• **Records from a data source**:
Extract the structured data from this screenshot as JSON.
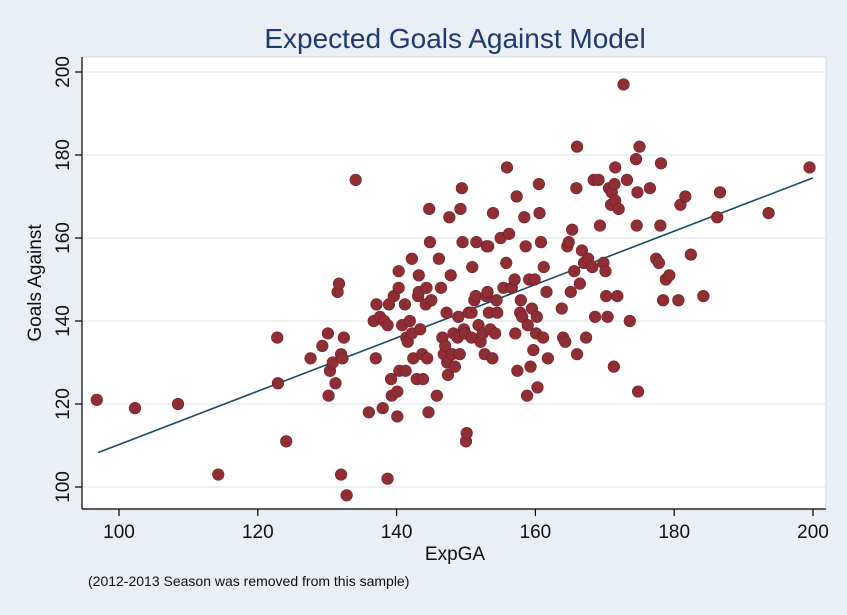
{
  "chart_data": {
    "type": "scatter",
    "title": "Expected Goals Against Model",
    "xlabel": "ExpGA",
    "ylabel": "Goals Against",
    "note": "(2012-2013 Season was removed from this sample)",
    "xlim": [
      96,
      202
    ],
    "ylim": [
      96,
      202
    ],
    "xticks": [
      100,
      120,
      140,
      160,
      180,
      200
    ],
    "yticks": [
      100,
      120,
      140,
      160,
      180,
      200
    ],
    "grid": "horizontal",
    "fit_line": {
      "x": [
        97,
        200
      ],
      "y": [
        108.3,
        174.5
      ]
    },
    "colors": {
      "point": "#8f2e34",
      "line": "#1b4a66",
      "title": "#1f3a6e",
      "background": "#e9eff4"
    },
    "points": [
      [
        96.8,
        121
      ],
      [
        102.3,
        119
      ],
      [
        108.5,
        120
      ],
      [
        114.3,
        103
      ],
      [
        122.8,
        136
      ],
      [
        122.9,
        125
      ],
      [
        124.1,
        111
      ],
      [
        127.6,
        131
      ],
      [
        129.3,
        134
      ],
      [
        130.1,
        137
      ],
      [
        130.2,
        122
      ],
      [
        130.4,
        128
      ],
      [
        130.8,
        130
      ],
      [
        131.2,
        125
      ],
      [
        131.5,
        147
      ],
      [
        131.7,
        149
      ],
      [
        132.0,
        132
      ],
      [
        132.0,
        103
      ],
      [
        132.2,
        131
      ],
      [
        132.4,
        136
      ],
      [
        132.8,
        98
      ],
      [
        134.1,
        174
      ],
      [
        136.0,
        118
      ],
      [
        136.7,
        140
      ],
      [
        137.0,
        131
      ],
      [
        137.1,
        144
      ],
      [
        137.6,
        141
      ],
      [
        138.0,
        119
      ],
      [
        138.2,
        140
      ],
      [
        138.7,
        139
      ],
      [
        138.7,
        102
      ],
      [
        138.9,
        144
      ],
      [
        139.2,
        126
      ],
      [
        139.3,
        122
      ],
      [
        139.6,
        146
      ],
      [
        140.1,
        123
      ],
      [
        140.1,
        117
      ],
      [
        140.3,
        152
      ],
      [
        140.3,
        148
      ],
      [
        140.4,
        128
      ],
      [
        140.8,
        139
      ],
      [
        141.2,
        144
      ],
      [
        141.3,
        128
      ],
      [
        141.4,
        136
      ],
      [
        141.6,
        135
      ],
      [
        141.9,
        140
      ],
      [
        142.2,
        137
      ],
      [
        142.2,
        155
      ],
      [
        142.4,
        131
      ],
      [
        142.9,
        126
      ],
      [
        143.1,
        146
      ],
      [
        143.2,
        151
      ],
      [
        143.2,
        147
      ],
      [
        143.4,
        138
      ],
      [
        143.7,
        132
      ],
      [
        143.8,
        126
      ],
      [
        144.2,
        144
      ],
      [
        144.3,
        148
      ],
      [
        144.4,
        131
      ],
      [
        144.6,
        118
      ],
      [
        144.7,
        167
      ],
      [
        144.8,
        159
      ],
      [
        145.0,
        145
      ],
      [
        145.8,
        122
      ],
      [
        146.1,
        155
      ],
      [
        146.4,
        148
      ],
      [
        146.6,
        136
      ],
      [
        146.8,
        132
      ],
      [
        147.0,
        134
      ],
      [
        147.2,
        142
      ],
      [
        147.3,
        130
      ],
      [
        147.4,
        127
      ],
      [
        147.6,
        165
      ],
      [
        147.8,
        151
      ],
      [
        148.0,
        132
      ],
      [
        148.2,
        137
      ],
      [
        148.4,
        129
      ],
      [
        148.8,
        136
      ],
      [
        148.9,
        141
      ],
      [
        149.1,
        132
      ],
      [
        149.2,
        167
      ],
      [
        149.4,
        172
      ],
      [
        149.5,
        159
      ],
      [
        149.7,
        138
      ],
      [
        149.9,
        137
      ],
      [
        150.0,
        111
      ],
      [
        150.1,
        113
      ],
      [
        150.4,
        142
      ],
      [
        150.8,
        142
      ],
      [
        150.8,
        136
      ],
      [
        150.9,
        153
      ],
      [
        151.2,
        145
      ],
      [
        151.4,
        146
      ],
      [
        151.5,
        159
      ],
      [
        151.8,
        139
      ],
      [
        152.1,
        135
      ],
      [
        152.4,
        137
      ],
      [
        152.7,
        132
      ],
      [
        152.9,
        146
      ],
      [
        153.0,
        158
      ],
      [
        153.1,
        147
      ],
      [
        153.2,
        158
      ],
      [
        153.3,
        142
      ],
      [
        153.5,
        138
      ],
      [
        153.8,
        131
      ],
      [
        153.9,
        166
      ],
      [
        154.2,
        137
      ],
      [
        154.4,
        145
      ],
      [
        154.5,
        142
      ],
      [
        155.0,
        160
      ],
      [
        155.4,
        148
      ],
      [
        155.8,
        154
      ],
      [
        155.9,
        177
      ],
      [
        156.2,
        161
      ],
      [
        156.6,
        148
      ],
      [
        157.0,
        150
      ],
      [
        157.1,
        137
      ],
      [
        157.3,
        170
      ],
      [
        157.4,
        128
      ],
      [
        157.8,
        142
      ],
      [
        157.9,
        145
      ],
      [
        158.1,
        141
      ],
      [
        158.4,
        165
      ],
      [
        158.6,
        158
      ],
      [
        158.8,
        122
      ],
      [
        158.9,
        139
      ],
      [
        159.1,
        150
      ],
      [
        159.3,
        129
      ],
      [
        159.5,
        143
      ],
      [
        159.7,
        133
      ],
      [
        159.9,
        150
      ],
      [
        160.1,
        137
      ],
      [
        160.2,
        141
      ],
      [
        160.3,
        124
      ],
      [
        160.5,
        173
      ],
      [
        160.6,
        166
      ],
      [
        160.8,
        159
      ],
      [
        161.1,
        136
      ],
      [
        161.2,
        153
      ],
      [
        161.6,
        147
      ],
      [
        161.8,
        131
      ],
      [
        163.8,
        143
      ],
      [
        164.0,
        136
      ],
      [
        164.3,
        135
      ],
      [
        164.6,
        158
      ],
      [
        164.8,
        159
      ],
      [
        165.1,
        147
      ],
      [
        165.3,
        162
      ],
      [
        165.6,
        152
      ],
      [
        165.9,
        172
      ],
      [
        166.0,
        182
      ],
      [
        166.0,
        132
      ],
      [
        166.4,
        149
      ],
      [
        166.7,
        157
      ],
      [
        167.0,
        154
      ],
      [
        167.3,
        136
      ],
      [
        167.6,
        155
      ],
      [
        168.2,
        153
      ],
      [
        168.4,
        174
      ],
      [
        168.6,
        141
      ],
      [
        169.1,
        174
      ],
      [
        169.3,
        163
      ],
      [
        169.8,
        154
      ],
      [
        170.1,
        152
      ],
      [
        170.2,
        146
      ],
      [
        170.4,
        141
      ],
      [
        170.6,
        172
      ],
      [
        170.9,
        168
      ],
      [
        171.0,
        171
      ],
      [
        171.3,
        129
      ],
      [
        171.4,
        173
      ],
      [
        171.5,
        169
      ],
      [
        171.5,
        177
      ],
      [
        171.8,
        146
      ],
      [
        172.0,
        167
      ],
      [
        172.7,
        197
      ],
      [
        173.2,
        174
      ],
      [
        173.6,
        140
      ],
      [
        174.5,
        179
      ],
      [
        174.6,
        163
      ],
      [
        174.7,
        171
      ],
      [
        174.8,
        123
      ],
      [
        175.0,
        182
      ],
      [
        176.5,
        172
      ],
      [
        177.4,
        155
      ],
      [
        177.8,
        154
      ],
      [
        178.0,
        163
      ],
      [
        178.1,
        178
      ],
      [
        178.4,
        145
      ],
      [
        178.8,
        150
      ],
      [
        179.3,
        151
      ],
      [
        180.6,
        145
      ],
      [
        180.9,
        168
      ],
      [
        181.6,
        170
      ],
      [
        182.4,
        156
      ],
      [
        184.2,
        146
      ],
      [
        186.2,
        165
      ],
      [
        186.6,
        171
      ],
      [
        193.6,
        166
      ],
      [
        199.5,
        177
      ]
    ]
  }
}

==

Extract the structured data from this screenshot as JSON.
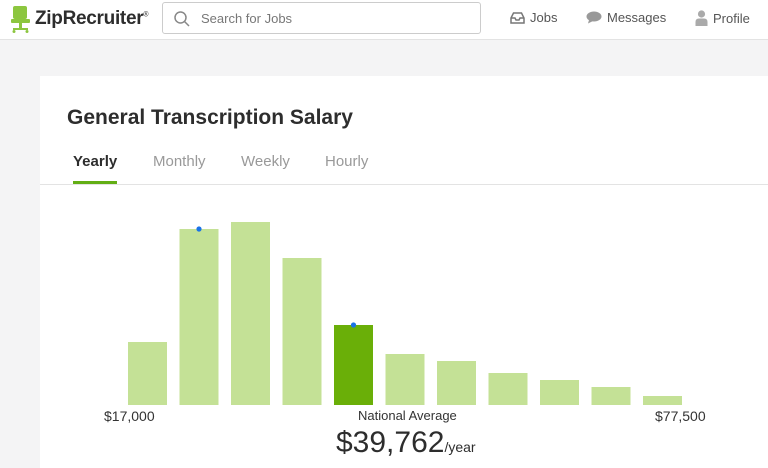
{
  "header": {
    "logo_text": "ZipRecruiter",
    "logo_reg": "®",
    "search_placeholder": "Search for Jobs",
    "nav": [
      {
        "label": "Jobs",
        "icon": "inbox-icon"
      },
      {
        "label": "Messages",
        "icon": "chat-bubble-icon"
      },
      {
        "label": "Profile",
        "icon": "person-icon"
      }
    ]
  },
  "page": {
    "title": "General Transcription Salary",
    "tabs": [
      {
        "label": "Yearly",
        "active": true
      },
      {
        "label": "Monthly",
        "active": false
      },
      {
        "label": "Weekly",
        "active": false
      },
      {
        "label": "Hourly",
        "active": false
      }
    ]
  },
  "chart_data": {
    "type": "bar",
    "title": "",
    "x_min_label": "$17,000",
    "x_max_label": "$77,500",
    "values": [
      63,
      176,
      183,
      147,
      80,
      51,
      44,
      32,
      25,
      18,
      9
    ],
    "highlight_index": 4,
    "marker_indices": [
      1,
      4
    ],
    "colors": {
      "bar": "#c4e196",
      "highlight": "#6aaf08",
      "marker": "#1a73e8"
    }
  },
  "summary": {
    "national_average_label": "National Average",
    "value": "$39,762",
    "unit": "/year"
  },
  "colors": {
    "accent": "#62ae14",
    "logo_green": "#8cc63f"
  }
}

---

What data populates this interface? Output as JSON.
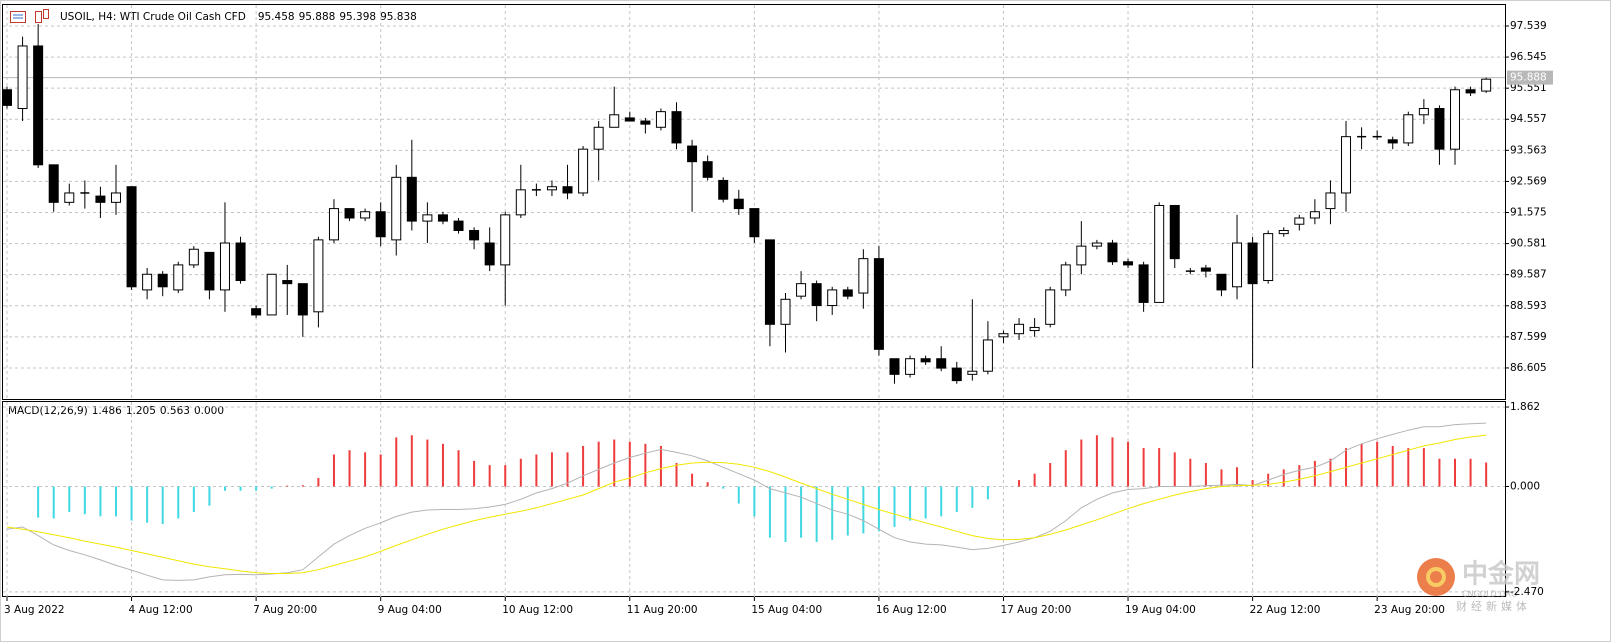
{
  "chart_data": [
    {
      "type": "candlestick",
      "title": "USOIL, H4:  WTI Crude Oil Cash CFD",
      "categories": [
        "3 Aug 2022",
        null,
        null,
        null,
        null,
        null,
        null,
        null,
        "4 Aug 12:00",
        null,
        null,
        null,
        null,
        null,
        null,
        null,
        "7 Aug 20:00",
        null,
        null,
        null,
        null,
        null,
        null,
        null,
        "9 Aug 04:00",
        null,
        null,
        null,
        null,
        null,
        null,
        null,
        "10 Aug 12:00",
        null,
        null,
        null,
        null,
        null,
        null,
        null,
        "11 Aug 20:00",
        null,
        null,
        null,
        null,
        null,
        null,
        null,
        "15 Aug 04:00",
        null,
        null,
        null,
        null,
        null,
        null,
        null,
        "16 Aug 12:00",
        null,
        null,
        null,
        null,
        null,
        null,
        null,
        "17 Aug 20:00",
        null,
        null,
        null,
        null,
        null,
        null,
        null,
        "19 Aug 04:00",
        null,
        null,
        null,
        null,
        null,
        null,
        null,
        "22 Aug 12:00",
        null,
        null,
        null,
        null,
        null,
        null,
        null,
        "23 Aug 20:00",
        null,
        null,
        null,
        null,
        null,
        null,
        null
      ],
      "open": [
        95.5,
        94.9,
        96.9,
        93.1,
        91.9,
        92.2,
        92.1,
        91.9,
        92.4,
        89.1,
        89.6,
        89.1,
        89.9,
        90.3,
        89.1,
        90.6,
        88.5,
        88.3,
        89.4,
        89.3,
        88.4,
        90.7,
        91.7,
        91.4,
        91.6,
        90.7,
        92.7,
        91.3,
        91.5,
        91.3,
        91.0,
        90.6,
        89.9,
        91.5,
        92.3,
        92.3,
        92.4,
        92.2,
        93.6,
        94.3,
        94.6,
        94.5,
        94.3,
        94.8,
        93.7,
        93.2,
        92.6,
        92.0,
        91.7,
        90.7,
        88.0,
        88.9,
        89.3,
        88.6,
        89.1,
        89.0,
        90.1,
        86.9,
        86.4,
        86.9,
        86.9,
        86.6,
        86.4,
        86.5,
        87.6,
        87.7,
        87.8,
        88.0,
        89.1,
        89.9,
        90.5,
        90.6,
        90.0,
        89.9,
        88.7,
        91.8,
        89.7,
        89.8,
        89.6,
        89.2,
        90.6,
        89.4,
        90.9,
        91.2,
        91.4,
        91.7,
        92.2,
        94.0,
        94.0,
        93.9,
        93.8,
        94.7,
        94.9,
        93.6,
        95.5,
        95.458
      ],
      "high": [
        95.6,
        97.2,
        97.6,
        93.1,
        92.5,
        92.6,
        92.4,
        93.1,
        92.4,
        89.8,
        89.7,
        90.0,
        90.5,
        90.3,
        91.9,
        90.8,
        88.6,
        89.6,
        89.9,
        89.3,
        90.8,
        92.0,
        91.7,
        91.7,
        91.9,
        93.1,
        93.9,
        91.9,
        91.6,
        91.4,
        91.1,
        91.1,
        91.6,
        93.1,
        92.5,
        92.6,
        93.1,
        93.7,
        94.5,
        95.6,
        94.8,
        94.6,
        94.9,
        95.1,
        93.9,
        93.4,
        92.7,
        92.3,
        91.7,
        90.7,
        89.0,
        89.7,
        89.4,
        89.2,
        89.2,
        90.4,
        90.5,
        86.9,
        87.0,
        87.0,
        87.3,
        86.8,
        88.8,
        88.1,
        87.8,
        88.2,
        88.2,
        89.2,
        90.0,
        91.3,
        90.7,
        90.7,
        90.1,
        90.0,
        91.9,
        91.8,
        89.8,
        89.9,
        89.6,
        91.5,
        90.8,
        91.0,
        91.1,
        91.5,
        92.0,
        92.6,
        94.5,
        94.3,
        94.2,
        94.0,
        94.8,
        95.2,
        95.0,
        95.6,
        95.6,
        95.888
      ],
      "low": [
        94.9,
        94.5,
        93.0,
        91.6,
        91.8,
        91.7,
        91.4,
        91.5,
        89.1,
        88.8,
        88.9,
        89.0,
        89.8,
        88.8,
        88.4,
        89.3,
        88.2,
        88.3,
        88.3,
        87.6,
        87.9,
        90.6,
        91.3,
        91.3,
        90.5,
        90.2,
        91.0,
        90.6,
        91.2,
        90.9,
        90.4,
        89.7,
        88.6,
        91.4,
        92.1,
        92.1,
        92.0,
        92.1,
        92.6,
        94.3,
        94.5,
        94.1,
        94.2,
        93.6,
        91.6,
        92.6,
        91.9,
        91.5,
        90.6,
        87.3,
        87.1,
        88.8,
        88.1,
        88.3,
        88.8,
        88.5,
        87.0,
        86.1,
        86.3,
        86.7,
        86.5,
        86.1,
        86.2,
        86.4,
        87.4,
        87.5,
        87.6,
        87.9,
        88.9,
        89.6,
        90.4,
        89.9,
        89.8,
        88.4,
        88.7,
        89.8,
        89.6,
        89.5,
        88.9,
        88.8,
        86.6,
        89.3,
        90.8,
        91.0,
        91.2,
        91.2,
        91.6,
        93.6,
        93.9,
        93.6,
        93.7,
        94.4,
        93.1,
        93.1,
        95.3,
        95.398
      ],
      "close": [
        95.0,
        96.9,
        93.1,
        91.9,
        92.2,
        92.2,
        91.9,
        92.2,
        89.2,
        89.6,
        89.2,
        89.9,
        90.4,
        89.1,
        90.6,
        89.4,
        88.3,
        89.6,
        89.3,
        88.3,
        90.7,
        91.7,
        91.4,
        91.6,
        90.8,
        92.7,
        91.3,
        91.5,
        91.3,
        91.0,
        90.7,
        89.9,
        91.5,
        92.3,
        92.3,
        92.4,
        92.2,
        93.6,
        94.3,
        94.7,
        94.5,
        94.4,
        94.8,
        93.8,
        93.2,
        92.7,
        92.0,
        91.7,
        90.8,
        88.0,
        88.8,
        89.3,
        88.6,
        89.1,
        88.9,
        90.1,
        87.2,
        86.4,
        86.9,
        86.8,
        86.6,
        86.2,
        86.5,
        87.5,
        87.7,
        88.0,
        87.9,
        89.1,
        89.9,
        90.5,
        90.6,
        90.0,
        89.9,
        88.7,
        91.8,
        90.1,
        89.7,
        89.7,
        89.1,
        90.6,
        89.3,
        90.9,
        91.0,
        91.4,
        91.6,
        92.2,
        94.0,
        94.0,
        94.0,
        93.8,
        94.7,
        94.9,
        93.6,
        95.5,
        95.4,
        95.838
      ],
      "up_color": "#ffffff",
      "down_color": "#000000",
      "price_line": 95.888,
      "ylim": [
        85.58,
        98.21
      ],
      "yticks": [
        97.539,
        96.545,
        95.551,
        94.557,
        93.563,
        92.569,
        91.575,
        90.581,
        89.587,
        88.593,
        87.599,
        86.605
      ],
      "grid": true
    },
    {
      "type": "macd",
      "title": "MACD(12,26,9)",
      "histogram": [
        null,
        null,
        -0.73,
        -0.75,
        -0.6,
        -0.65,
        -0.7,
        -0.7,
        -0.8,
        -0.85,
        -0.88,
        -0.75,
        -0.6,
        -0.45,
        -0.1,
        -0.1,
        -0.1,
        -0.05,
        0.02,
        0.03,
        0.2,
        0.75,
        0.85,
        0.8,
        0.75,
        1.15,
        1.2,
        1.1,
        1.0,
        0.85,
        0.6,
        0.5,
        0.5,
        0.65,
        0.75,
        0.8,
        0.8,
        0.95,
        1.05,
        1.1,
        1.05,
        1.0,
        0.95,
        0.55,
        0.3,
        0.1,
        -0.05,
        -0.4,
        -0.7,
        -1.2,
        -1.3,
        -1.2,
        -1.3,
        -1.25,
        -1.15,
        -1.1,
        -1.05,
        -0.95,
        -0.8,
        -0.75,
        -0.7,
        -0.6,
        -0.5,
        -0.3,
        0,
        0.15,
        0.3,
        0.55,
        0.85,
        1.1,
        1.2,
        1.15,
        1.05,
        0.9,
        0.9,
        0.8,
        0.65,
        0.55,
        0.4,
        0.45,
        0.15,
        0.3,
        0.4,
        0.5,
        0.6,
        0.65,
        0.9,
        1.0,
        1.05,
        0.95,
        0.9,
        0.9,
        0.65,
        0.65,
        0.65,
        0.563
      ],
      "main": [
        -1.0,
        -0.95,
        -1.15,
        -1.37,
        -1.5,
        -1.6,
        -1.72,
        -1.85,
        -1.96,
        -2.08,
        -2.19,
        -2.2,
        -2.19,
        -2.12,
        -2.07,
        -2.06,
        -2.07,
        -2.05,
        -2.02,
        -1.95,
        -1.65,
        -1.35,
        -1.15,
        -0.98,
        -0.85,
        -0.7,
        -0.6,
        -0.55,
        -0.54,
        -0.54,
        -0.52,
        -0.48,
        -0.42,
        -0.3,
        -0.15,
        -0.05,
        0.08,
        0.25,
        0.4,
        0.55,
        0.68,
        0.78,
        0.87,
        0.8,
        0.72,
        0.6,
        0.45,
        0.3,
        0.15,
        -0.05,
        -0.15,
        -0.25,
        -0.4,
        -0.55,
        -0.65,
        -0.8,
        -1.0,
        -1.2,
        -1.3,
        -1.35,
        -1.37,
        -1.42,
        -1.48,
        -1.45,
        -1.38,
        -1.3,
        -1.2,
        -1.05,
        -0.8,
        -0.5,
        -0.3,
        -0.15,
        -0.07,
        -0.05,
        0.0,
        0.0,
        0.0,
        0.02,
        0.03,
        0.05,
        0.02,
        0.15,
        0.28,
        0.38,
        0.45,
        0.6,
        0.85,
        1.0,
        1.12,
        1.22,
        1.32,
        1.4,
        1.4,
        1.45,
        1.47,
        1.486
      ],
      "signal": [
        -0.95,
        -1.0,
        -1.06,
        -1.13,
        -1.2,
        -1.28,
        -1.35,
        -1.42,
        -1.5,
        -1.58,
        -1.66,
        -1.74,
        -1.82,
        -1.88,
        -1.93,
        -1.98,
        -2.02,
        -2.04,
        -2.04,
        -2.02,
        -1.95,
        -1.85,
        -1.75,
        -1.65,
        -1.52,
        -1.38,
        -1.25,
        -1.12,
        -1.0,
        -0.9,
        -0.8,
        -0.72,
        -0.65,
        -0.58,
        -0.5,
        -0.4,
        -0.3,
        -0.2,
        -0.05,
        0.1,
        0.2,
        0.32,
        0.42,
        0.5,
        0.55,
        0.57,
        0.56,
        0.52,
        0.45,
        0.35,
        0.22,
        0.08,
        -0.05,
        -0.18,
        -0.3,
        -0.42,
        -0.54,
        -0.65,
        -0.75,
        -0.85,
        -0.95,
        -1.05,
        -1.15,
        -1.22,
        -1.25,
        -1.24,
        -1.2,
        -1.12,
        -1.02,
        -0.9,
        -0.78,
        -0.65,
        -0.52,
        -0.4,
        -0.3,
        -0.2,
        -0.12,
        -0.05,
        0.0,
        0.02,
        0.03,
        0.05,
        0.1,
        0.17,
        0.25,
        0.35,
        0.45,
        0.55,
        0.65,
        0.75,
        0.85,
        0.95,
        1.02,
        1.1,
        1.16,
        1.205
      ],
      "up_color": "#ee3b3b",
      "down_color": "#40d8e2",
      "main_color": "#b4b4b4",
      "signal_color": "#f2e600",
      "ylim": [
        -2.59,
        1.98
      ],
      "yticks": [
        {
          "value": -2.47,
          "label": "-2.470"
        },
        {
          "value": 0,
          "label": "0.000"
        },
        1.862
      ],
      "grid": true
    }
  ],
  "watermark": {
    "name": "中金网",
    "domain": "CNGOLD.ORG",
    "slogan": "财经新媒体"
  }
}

• **Written exercise**: Each line in the entries above that includes the string "Against" should be extracted.

• **Response**:
    "title": "Expected Goals Against Model",
    "ylabel": "Goals Against",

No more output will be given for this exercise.